### TASK DESCRIPTION
Note how many lines include the word "text", and give that number by itself.

### EXERCISE MATERIALS
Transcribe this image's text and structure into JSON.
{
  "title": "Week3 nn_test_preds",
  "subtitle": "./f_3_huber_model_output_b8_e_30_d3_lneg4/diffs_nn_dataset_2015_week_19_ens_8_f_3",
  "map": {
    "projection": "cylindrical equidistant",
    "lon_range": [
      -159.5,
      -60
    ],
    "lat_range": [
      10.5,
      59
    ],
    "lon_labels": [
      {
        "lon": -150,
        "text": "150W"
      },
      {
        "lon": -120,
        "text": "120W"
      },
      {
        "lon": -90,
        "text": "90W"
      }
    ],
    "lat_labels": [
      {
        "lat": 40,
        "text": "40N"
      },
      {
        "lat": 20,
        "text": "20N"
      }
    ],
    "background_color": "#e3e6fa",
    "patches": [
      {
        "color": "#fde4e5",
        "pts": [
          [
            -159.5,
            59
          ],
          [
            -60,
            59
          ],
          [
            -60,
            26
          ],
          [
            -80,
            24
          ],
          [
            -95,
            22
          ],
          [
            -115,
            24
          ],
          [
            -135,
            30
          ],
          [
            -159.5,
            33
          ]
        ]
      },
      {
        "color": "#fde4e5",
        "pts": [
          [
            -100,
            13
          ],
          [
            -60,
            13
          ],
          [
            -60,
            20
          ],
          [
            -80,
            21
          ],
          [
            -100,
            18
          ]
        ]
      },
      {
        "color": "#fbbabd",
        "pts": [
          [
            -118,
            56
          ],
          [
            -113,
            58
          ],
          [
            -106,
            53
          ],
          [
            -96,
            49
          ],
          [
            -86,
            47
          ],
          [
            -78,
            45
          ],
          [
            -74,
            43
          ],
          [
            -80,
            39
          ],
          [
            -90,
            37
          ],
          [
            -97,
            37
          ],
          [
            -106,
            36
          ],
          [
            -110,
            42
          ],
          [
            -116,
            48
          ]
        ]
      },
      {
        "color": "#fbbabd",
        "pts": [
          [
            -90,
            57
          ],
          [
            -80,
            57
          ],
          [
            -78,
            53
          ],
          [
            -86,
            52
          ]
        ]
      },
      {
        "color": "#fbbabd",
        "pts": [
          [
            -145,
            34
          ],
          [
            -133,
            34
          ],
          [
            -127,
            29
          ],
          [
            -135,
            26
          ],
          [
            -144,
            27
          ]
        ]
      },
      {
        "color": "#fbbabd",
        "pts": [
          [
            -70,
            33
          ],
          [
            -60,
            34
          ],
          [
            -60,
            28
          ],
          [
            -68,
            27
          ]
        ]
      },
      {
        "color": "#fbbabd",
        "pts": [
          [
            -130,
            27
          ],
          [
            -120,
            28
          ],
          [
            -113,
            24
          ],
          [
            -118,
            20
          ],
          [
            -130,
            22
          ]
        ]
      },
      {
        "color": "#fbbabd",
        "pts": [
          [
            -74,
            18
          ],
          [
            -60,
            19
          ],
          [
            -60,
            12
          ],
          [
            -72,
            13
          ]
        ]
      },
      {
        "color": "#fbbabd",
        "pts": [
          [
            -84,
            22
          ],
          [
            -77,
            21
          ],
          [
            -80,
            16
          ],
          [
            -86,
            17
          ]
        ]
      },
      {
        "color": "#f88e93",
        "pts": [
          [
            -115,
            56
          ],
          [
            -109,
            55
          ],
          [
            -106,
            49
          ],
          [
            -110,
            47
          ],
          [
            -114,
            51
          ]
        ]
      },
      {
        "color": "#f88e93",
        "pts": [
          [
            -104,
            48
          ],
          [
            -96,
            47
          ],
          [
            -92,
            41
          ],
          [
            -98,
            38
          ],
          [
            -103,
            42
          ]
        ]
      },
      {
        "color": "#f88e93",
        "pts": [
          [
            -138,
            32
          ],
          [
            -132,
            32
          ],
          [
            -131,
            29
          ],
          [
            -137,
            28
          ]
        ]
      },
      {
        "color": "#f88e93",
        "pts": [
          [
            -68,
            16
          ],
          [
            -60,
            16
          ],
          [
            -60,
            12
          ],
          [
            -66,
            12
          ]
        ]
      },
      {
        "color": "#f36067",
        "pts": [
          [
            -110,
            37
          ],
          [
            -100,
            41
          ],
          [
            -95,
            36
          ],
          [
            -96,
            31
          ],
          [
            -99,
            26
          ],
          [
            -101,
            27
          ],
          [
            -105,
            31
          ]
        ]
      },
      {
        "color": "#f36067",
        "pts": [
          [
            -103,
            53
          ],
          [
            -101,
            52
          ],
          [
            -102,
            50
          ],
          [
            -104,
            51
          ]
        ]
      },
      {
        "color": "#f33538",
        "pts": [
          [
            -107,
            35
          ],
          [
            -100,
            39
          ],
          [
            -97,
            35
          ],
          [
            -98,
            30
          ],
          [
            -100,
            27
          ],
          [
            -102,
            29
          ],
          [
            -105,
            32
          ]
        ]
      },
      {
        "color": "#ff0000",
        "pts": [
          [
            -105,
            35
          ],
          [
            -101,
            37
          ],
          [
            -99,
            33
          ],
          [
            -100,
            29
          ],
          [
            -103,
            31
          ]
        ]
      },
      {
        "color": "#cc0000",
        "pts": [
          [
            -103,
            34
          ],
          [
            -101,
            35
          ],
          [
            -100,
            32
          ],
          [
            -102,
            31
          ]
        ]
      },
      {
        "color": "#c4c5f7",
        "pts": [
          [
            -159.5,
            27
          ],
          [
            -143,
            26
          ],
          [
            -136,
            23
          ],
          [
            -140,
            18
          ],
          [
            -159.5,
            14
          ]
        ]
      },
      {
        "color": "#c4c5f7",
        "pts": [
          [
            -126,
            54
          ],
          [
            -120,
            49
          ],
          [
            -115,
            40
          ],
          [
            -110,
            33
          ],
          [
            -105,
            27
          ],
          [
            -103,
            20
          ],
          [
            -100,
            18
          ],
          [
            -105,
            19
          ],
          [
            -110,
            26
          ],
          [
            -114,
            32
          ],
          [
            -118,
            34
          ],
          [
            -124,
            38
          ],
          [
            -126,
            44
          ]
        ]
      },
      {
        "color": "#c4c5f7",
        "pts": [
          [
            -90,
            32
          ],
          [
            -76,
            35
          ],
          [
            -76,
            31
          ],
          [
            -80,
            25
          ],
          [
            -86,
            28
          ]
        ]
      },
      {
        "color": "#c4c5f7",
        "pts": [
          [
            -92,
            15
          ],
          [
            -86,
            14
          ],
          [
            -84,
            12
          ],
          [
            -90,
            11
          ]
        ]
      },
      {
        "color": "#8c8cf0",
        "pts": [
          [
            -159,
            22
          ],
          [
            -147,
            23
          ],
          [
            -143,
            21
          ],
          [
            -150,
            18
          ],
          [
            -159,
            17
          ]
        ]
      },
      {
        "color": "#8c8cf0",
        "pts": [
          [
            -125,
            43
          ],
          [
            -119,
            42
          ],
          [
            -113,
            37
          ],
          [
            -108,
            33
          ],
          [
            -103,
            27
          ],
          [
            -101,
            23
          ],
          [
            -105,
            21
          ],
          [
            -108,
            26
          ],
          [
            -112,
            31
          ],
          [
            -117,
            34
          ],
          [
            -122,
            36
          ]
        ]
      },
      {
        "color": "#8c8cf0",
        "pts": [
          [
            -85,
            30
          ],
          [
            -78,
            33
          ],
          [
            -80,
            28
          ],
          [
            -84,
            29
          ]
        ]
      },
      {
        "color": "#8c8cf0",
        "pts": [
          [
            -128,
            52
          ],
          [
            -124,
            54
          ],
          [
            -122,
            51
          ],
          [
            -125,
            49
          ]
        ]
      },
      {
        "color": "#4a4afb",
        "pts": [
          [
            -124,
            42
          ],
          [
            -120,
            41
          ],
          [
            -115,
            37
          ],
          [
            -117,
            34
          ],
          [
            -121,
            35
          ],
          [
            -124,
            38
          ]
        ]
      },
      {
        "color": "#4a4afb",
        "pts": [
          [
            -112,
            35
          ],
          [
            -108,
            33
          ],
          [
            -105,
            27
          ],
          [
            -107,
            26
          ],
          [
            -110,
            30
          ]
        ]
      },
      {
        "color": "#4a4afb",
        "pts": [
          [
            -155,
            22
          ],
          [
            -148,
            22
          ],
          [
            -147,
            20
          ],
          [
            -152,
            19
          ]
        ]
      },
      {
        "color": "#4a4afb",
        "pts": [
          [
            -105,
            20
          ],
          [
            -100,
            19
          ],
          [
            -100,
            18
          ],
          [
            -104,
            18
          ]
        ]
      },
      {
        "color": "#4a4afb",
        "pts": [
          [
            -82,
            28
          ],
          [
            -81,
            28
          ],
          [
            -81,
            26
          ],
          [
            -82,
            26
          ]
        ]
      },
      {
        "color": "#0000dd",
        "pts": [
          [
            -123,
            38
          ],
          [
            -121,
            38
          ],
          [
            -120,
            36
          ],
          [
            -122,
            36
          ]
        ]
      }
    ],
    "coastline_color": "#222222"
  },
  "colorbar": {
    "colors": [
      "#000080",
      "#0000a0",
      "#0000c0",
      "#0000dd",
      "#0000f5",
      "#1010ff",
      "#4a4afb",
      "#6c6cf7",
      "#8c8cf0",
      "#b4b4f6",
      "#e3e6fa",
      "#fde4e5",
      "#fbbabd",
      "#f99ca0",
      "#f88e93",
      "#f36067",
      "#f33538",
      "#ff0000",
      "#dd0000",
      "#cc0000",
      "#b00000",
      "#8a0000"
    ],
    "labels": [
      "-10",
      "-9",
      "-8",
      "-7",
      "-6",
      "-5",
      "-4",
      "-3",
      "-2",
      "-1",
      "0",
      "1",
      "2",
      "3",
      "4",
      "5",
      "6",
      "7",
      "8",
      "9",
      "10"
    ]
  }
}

### WRITTEN REPLY
6